▶ **WHAT YOU NEED TO DO**: From the listing below, pick out each line with the word "reserves".

[Dataset entries on figures]
§ §
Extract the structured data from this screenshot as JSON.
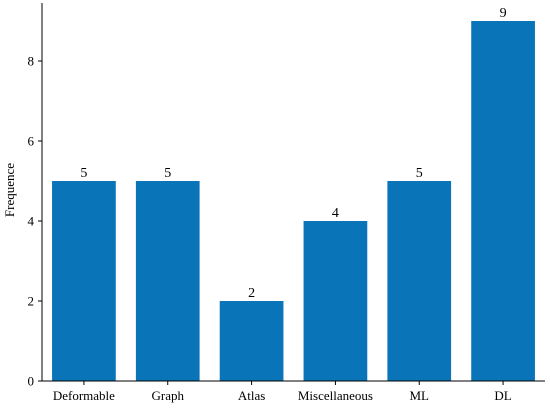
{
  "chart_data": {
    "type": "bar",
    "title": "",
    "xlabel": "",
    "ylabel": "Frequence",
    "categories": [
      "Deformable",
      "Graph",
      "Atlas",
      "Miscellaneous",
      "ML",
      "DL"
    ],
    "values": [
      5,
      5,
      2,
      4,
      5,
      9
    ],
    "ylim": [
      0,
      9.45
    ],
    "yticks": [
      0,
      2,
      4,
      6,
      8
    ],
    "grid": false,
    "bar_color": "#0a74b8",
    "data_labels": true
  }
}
§ §
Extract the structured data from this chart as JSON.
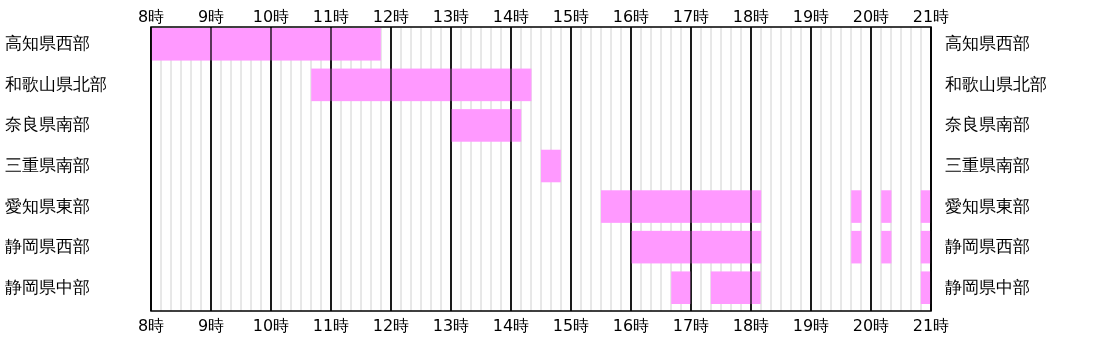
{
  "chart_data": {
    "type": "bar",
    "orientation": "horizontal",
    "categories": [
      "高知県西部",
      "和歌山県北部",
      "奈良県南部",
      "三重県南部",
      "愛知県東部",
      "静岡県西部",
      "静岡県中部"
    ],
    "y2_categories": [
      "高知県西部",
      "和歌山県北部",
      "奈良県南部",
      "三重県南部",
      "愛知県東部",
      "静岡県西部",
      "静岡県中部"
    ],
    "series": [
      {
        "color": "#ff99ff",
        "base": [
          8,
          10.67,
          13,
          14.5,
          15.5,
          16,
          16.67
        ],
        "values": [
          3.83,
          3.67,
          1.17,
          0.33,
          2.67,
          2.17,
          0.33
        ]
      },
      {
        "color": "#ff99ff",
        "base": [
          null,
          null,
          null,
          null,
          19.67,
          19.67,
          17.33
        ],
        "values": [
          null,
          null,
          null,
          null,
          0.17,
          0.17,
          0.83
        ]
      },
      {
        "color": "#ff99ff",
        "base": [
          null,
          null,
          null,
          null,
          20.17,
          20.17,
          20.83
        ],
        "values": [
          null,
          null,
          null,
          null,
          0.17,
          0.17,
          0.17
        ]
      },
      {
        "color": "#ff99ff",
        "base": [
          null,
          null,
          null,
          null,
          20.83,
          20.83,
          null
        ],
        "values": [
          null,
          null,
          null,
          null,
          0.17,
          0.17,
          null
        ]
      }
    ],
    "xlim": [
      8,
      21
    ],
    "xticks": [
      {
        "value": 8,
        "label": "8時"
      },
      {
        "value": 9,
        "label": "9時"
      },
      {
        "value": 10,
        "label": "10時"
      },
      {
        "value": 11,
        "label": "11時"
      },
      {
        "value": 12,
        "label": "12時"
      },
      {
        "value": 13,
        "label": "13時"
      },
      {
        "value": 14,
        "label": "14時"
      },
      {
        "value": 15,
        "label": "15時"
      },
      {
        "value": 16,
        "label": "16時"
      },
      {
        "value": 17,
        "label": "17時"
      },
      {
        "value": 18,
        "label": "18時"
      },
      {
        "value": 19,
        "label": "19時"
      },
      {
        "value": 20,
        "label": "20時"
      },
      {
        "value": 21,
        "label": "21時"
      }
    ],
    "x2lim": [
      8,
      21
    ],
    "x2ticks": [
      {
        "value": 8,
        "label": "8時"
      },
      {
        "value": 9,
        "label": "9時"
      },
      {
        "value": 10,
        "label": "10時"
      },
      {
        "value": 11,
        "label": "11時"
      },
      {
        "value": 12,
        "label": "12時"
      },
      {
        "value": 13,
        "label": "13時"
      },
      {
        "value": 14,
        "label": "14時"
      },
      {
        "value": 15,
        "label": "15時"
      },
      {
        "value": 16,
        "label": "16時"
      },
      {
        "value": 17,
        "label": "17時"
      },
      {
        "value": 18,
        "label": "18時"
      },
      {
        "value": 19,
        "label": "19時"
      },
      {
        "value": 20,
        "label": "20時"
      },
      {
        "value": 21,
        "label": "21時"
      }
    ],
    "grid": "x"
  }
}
§ §
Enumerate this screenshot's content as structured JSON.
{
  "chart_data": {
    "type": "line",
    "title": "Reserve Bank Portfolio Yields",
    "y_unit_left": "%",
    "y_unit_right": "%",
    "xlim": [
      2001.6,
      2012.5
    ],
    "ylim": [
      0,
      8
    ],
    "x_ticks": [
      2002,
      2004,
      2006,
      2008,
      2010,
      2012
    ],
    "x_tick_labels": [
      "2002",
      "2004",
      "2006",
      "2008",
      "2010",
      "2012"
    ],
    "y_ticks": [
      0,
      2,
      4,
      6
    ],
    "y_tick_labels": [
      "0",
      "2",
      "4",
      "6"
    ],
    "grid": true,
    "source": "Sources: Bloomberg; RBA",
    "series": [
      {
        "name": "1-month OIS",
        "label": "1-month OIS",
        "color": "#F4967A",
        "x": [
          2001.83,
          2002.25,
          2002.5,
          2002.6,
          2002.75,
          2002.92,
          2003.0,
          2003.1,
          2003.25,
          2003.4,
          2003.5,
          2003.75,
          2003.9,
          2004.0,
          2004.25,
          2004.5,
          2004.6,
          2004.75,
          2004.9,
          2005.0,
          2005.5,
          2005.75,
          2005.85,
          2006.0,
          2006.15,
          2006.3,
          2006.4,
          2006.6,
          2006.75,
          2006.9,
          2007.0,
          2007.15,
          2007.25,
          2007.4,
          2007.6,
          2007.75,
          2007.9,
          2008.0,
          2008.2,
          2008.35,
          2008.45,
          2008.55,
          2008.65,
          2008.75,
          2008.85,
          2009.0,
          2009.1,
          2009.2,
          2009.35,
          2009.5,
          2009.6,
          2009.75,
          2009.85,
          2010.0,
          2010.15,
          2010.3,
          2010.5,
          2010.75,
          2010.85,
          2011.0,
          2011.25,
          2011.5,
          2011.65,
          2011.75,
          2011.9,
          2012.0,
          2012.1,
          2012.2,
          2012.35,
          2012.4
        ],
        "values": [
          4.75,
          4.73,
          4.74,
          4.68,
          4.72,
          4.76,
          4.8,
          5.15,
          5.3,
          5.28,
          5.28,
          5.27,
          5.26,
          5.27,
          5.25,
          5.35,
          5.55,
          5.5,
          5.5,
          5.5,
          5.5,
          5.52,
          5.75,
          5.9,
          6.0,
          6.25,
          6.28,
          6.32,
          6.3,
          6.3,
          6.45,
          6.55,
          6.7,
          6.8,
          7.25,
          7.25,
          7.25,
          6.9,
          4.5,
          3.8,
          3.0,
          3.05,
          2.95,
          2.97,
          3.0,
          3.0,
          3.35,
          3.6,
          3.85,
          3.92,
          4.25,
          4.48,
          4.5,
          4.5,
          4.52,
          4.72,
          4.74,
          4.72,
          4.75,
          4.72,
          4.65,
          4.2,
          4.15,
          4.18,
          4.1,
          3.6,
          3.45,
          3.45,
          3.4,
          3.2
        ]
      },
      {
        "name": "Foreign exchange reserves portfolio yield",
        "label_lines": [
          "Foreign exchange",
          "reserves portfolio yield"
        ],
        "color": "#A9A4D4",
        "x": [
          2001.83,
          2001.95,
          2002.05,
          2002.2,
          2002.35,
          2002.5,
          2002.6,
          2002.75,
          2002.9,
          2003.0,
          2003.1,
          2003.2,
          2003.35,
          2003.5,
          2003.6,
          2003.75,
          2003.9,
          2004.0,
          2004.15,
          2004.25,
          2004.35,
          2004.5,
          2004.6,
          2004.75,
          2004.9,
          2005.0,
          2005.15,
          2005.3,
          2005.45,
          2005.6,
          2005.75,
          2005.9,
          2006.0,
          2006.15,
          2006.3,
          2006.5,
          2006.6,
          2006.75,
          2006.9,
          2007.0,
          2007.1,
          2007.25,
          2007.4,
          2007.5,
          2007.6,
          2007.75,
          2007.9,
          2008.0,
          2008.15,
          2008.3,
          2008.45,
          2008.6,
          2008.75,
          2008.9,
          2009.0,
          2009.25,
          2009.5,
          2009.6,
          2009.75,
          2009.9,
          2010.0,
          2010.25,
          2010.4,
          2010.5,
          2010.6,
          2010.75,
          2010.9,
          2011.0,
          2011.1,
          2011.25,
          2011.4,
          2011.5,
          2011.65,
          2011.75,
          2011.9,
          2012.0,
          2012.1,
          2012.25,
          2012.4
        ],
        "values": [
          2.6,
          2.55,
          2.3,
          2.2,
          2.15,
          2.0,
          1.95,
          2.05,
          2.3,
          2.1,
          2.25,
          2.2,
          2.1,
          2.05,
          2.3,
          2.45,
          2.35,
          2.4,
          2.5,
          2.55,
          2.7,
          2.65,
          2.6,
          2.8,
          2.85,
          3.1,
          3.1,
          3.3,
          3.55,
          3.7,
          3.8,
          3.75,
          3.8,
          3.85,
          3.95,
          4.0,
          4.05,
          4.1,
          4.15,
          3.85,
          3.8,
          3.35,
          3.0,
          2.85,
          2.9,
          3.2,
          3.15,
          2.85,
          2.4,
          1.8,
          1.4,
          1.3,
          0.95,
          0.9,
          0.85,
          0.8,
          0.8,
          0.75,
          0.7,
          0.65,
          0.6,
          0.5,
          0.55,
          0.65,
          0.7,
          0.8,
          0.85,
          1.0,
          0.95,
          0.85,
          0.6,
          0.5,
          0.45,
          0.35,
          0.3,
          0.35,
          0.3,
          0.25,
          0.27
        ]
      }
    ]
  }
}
§ §
▶ **RESULT OF THE TASK**:
        "name": "Foreign exchange reserves portfolio yield",
          "reserves portfolio yield"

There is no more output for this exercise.